Every line that includes the word "points" is to be listed.

(Records from a data source)
◆ ◆ ◆
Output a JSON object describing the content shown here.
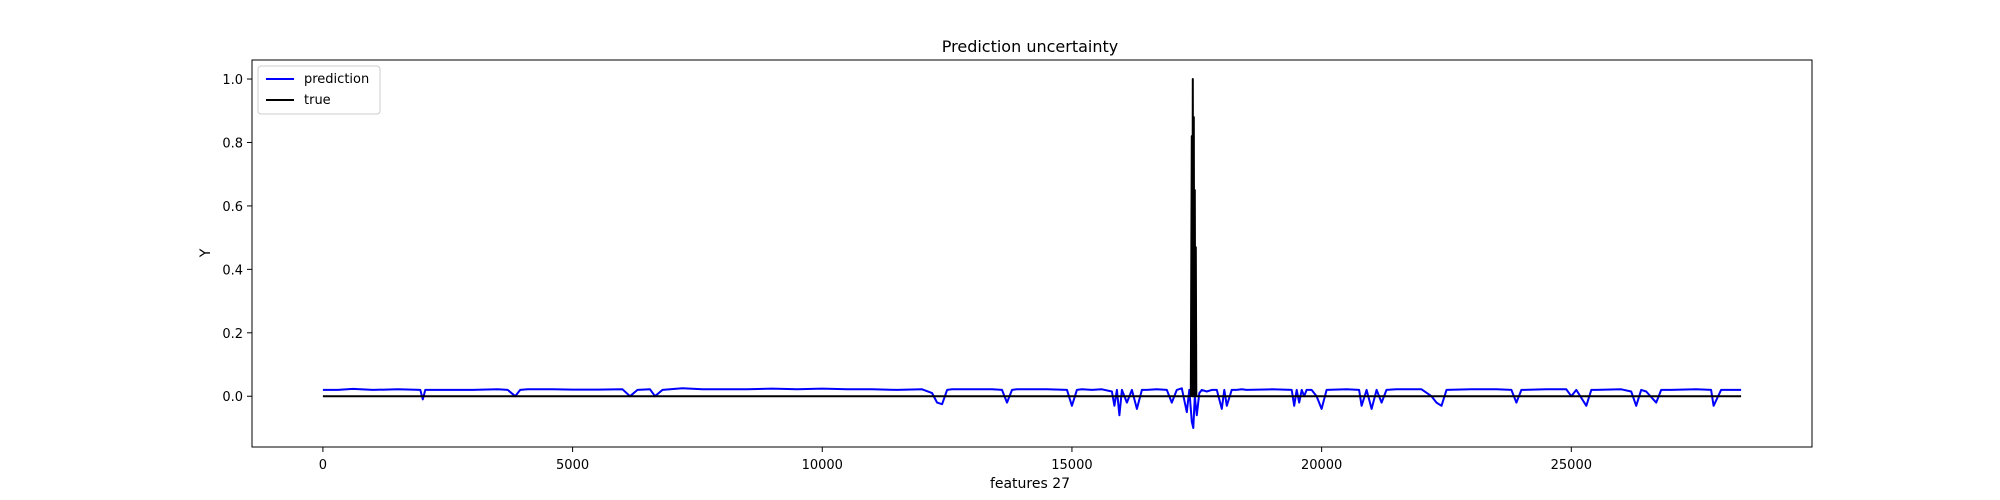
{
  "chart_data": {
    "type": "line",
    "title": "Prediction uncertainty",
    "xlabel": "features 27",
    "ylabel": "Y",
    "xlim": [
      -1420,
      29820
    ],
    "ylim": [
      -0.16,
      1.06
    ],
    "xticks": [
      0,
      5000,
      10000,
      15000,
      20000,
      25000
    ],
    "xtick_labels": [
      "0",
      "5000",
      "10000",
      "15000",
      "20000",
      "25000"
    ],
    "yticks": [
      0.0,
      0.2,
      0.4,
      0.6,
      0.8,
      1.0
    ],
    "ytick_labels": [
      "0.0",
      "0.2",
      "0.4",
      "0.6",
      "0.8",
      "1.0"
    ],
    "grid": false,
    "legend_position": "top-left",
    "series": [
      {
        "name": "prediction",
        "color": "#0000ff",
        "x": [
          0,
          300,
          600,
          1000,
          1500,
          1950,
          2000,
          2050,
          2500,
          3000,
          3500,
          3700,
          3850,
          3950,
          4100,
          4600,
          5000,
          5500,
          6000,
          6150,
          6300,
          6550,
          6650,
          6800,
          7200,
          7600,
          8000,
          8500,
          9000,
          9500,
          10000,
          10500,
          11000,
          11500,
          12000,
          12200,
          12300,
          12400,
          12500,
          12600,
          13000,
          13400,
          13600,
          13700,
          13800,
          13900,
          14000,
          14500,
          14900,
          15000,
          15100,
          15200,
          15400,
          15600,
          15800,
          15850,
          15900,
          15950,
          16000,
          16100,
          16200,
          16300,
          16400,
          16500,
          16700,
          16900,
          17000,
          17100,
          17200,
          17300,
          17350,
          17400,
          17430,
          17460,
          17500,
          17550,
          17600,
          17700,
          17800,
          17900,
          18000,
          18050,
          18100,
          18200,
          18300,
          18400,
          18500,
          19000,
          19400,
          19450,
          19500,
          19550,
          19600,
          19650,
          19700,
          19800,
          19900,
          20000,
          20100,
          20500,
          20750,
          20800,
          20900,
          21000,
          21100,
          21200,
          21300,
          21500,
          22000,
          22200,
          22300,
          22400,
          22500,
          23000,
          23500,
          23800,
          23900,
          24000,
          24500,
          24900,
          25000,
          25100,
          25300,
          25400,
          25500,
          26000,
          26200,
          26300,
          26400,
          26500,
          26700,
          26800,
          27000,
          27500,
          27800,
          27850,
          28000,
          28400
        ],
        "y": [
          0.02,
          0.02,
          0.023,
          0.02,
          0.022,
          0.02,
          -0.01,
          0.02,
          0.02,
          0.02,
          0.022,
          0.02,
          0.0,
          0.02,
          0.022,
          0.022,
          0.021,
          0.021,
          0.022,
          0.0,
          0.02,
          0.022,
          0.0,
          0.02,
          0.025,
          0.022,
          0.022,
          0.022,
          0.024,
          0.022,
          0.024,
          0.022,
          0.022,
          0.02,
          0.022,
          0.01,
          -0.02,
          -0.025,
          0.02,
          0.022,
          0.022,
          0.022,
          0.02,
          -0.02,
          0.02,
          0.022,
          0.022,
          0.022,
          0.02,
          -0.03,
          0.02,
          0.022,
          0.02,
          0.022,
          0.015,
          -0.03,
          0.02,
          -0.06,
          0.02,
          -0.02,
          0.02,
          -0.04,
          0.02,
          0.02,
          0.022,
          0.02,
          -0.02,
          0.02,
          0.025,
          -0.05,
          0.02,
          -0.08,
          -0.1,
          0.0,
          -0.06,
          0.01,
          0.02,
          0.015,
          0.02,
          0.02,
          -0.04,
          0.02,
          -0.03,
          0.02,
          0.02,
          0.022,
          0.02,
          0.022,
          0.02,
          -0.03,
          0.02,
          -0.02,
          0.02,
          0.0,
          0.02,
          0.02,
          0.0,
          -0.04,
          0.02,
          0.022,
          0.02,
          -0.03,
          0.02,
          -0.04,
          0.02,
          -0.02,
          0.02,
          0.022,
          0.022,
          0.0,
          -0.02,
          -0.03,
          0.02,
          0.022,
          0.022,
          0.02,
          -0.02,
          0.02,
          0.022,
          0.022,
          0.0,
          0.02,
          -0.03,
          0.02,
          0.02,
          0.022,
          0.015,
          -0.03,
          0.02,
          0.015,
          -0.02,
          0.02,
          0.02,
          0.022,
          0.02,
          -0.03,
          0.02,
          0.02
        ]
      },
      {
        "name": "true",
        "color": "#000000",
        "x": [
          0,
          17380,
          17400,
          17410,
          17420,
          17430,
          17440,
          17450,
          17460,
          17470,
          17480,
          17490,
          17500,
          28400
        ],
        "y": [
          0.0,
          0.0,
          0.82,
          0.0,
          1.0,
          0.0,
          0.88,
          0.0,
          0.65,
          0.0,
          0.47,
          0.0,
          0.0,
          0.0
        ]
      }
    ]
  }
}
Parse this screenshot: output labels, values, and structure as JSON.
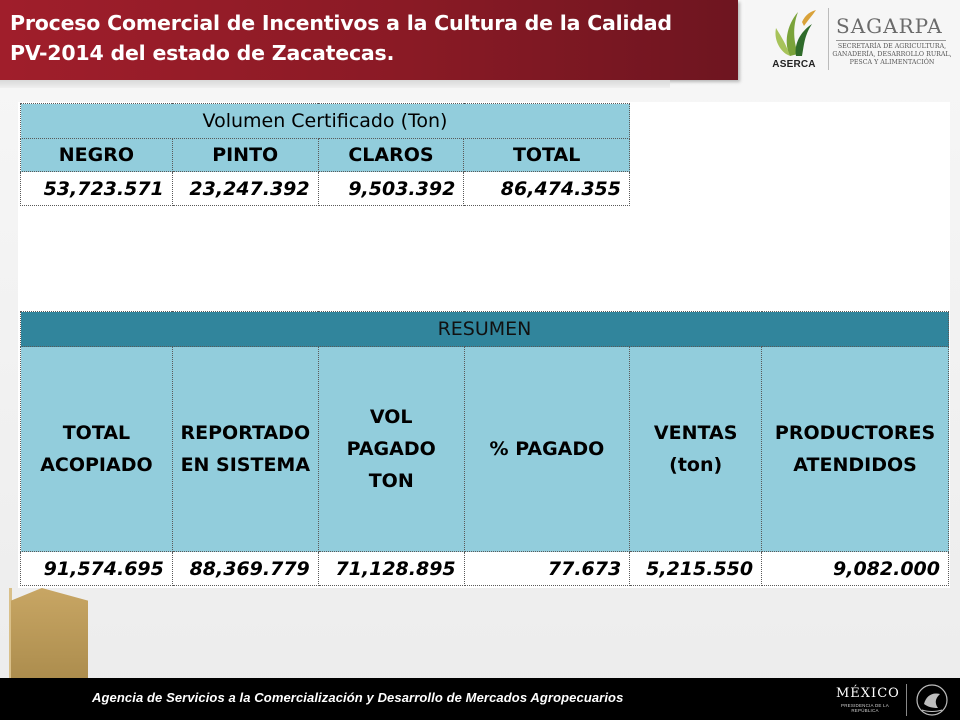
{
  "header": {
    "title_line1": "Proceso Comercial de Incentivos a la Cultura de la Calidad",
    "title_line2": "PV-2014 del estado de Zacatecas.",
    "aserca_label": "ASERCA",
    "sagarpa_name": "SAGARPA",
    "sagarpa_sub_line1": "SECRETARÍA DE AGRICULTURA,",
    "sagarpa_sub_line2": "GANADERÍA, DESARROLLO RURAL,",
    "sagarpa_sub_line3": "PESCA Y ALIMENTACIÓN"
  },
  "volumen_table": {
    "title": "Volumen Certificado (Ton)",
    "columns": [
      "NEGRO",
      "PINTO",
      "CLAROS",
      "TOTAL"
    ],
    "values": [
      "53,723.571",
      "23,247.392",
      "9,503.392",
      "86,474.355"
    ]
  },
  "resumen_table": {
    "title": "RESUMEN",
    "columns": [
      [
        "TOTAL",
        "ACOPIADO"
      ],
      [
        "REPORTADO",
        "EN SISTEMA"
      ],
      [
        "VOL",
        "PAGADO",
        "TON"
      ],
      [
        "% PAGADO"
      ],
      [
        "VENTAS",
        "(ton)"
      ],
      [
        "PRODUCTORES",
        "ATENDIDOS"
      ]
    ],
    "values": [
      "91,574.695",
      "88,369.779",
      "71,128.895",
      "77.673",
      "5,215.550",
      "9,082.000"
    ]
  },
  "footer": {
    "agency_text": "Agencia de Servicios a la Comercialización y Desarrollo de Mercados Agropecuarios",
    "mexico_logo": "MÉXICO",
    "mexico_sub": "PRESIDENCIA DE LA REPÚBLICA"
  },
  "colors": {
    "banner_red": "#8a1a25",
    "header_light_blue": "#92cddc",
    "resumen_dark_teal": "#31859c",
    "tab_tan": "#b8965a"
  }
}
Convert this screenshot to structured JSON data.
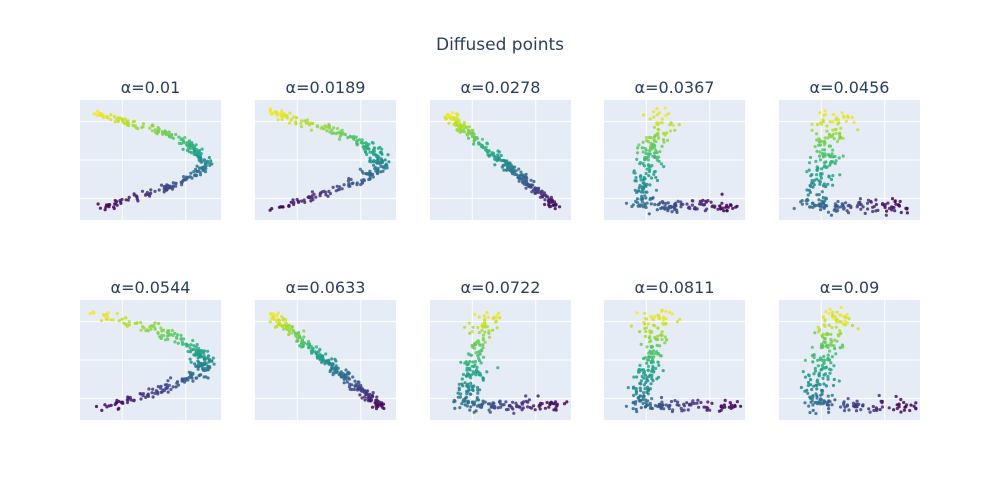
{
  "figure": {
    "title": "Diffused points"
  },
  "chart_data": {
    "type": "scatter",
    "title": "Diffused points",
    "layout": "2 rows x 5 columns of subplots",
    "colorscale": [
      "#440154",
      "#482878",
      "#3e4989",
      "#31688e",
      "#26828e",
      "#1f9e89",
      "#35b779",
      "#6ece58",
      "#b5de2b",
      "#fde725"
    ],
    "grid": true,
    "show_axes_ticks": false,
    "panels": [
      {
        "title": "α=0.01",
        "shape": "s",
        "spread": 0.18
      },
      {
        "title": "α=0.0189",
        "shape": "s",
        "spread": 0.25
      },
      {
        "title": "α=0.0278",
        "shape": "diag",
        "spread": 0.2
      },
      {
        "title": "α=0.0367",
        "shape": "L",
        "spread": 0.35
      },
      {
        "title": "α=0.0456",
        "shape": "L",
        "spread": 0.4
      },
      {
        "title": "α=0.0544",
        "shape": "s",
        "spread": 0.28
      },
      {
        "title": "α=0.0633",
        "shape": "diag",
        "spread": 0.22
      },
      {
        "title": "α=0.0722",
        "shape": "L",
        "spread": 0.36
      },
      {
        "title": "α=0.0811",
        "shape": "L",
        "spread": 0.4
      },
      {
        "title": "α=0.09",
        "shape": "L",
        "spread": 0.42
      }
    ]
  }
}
◆ ◆ ◆
*Full response*:
    "title": "Diffused points"
    "title": "Diffused points",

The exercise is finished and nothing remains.